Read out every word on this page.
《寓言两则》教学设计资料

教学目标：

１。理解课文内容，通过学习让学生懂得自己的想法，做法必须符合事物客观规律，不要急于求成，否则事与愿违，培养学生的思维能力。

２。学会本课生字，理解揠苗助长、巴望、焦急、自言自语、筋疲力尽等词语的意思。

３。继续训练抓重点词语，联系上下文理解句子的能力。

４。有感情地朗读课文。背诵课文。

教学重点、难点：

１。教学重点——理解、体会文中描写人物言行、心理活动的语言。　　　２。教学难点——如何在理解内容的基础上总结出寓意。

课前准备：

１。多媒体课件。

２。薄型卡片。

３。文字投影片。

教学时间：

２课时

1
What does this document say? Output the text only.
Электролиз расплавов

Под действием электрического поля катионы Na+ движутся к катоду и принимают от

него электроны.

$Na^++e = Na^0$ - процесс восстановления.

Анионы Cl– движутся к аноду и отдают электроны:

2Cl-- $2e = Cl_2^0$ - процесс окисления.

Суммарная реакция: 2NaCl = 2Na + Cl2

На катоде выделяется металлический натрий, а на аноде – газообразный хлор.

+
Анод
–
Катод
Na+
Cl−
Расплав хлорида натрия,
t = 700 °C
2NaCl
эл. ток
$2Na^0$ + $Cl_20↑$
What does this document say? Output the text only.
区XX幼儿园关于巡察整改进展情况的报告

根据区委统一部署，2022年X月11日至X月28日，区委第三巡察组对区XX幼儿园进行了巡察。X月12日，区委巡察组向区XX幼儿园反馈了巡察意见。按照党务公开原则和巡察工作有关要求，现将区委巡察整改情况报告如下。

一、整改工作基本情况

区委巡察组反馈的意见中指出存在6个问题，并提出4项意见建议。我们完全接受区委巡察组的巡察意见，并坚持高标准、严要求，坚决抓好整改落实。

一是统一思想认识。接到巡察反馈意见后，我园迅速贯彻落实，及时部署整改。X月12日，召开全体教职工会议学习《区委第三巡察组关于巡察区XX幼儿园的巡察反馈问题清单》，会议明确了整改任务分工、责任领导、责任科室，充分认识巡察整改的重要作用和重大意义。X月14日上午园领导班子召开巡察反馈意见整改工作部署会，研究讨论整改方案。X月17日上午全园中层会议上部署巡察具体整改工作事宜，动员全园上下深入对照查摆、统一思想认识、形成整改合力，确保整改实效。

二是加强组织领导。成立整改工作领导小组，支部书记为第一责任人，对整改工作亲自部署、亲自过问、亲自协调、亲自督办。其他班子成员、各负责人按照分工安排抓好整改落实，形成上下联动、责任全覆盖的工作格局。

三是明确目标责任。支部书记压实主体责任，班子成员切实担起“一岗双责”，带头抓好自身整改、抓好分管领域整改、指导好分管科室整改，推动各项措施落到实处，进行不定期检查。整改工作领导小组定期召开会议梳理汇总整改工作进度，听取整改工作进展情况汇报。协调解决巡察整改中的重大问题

==================================================

*Task description:* Out of the preceding entries, pull every line containing the string "электроны".

*Worked solution:*
него электроны.
Анионы Cl– движутся к аноду и отдают электроны:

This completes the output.